Task goal -> Reproduce exactly the lines from the line containing "What data populates" through the end of the records below, including both ends, and nothing else.

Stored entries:
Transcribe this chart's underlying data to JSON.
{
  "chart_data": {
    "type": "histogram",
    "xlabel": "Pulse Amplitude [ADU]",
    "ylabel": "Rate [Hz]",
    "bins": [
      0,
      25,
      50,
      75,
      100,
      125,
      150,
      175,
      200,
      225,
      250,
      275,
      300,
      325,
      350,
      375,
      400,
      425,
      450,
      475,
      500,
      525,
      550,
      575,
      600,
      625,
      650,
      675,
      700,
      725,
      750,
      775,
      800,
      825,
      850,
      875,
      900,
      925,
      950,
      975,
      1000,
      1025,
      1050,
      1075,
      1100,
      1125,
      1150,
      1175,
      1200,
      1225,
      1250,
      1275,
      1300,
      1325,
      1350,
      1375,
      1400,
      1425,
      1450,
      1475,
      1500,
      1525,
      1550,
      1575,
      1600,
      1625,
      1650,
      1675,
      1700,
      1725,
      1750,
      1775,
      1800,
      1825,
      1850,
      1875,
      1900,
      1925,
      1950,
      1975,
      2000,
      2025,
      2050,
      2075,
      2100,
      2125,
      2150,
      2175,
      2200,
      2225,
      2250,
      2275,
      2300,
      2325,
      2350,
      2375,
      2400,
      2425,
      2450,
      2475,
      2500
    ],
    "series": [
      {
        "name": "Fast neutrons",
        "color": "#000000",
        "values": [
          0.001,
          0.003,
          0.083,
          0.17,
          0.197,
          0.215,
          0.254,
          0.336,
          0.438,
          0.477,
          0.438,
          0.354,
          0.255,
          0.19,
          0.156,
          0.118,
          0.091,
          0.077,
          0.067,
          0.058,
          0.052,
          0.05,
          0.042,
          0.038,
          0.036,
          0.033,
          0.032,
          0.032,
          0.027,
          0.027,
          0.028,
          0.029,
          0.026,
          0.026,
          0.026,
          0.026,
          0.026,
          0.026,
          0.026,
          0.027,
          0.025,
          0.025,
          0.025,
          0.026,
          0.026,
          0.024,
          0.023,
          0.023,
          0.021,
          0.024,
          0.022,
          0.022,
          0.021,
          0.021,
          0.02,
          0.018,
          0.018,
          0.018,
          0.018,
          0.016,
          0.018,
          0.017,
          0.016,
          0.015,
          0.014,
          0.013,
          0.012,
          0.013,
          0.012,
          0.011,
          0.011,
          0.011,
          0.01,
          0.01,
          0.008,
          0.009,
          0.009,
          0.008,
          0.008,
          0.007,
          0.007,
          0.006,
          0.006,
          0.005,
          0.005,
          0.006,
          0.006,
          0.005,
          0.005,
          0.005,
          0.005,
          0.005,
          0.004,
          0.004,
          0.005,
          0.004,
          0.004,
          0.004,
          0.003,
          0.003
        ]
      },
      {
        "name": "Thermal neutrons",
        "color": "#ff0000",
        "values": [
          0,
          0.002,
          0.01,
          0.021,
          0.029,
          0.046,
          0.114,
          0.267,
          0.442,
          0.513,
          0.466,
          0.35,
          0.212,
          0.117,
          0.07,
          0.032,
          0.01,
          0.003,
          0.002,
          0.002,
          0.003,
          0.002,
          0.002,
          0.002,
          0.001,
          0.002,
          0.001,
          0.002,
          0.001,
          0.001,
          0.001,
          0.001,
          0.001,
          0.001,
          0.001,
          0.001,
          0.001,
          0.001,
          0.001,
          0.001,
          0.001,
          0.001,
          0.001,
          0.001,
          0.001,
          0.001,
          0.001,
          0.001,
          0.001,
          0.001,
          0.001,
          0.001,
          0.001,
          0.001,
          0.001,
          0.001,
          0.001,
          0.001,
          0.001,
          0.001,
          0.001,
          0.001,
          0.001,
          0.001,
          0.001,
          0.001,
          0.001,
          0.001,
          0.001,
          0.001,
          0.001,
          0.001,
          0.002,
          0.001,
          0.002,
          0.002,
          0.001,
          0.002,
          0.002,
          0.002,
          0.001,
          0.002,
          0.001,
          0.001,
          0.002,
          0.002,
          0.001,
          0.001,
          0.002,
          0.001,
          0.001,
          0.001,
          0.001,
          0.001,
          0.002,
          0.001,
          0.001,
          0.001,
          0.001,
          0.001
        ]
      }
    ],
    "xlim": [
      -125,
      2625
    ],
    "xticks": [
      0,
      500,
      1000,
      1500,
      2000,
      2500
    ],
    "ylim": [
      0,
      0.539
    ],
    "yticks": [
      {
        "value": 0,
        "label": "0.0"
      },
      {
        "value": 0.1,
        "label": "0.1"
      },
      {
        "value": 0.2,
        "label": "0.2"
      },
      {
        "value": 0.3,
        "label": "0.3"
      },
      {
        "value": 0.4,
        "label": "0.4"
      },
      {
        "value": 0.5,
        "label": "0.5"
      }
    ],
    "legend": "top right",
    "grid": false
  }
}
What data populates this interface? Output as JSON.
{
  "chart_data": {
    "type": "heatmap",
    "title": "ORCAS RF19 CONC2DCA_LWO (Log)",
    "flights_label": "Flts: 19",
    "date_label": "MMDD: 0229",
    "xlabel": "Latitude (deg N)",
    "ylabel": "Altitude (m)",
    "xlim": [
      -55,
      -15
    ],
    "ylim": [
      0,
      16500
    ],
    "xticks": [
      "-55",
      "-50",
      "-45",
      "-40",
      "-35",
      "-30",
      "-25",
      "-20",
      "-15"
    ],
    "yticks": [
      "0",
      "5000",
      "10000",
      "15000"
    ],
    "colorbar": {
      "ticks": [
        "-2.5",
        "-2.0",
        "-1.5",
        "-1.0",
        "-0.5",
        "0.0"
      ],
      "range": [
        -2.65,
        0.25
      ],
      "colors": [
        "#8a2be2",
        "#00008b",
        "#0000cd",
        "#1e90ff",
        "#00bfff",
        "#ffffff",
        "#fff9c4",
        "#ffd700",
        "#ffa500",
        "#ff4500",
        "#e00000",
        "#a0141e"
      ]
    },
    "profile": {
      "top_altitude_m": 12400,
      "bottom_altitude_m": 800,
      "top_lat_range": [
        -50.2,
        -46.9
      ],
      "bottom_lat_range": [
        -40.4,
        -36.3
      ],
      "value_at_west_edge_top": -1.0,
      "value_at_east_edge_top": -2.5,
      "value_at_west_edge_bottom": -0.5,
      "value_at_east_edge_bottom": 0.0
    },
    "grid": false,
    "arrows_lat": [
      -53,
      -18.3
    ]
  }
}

Answer to this exercise ->
What data populates this interface? Output as JSON.
{
  "chart_data": {
    "type": "heatmap",
    "title": "ORCAS RF19 CONC2DCA_LWO (Log)",
    "flights_label": "Flts: 19",
    "date_label": "MMDD: 0229",
    "xlabel": "Latitude (deg N)",
    "ylabel": "Altitude (m)",
    "xlim": [
      -55,
      -15
    ],
    "ylim": [
      0,
      16500
    ],
    "xticks": [
      "-55",
      "-50",
      "-45",
      "-40",
      "-35",
      "-30",
      "-25",
      "-20",
      "-15"
    ],
    "yticks": [
      "0",
      "5000",
      "10000",
      "15000"
    ],
    "colorbar": {
      "ticks": [
        "-2.5",
        "-2.0",
        "-1.5",
        "-1.0",
        "-0.5",
        "0.0"
      ],
      "range": [
        -2.65,
        0.25
      ],
      "colors": [
        "#8a2be2",
        "#00008b",
        "#0000cd",
        "#1e90ff",
        "#00bfff",
        "#ffffff",
        "#fff9c4",
        "#ffd700",
        "#ffa500",
        "#ff4500",
        "#e00000",
        "#a0141e"
      ]
    },
    "profile": {
      "top_altitude_m": 12400,
      "bottom_altitude_m": 800,
      "top_lat_range": [
        -50.2,
        -46.9
      ],
      "bottom_lat_range": [
        -40.4,
        -36.3
      ],
      "value_at_west_edge_top": -1.0,
      "value_at_east_edge_top": -2.5,
      "value_at_west_edge_bottom": -0.5,
      "value_at_east_edge_bottom": 0.0
    },
    "grid": false,
    "arrows_lat": [
      -53,
      -18.3
    ]
  }
}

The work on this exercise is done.